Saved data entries
[start]

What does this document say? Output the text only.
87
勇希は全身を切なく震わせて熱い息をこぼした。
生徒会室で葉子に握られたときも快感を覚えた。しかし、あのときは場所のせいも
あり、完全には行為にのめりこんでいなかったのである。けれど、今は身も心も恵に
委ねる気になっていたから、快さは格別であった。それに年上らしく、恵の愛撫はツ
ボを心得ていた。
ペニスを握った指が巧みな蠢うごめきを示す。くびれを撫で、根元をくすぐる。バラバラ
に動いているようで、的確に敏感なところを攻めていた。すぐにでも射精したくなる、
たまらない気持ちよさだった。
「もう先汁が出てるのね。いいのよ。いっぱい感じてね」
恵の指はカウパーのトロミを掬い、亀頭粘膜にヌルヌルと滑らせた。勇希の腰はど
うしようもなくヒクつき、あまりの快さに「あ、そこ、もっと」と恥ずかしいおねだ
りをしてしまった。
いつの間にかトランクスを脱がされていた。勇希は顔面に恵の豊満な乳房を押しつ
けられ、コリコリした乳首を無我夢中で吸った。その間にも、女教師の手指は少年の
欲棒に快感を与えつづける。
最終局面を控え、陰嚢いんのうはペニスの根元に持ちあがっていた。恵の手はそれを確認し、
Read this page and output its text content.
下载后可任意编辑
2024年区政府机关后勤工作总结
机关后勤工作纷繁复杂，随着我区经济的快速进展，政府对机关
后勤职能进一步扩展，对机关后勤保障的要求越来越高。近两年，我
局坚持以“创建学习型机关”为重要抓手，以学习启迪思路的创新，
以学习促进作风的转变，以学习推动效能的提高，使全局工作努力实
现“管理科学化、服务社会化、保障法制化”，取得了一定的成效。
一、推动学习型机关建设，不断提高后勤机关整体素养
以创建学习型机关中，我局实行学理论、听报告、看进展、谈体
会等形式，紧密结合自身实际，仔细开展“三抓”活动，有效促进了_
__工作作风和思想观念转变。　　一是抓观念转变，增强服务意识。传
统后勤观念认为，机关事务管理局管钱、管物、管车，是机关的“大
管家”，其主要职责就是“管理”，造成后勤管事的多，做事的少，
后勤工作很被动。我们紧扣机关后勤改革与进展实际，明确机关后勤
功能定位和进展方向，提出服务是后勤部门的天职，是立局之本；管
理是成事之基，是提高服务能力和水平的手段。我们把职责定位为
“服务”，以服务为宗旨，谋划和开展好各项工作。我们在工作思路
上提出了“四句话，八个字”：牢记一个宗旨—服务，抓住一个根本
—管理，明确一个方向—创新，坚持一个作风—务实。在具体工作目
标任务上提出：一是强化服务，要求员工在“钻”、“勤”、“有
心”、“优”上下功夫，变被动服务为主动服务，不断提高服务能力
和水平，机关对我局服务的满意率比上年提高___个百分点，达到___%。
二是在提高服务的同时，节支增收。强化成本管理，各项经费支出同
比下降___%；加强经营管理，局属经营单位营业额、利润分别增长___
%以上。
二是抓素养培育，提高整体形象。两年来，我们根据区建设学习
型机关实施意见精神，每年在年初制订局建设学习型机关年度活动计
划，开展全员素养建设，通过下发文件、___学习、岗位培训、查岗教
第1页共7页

[end]

Given exercise »
Extract the complete data, matching each line exactly.

Output »
What does this document say? Output the text only.
87
勇希は全身を切なく震わせて熱い息をこぼした。
生徒会室で葉子に握られたときも快感を覚えた。しかし、あのときは場所のせいも
あり、完全には行為にのめりこんでいなかったのである。けれど、今は身も心も恵に
委ねる気になっていたから、快さは格別であった。それに年上らしく、恵の愛撫はツ
ボを心得ていた。
ペニスを握った指が巧みな蠢うごめきを示す。くびれを撫で、根元をくすぐる。バラバラ
に動いているようで、的確に敏感なところを攻めていた。すぐにでも射精したくなる、
たまらない気持ちよさだった。
「もう先汁が出てるのね。いいのよ。いっぱい感じてね」
恵の指はカウパーのトロミを掬い、亀頭粘膜にヌルヌルと滑らせた。勇希の腰はど
うしようもなくヒクつき、あまりの快さに「あ、そこ、もっと」と恥ずかしいおねだ
りをしてしまった。
いつの間にかトランクスを脱がされていた。勇希は顔面に恵の豊満な乳房を押しつ
けられ、コリコリした乳首を無我夢中で吸った。その間にも、女教師の手指は少年の
欲棒に快感を与えつづける。
最終局面を控え、陰嚢いんのうはペニスの根元に持ちあがっていた。恵の手はそれを確認し、
Read this page and output its text content.
下载后可任意编辑
2024年区政府机关后勤工作总结
机关后勤工作纷繁复杂，随着我区经济的快速进展，政府对机关
后勤职能进一步扩展，对机关后勤保障的要求越来越高。近两年，我
局坚持以“创建学习型机关”为重要抓手，以学习启迪思路的创新，
以学习促进作风的转变，以学习推动效能的提高，使全局工作努力实
现“管理科学化、服务社会化、保障法制化”，取得了一定的成效。
一、推动学习型机关建设，不断提高后勤机关整体素养
以创建学习型机关中，我局实行学理论、听报告、看进展、谈体
会等形式，紧密结合自身实际，仔细开展“三抓”活动，有效促进了_
__工作作风和思想观念转变。　　一是抓观念转变，增强服务意识。传
统后勤观念认为，机关事务管理局管钱、管物、管车，是机关的“大
管家”，其主要职责就是“管理”，造成后勤管事的多，做事的少，
后勤工作很被动。我们紧扣机关后勤改革与进展实际，明确机关后勤
功能定位和进展方向，提出服务是后勤部门的天职，是立局之本；管
理是成事之基，是提高服务能力和水平的手段。我们把职责定位为
“服务”，以服务为宗旨，谋划和开展好各项工作。我们在工作思路
上提出了“四句话，八个字”：牢记一个宗旨—服务，抓住一个根本
—管理，明确一个方向—创新，坚持一个作风—务实。在具体工作目
标任务上提出：一是强化服务，要求员工在“钻”、“勤”、“有
心”、“优”上下功夫，变被动服务为主动服务，不断提高服务能力
和水平，机关对我局服务的满意率比上年提高___个百分点，达到___%。
二是在提高服务的同时，节支增收。强化成本管理，各项经费支出同
比下降___%；加强经营管理，局属经营单位营业额、利润分别增长___
%以上。
二是抓素养培育，提高整体形象。两年来，我们根据区建设学习
型机关实施意见精神，每年在年初制订局建设学习型机关年度活动计
划，开展全员素养建设，通过下发文件、___学习、岗位培训、查岗教
第1页共7页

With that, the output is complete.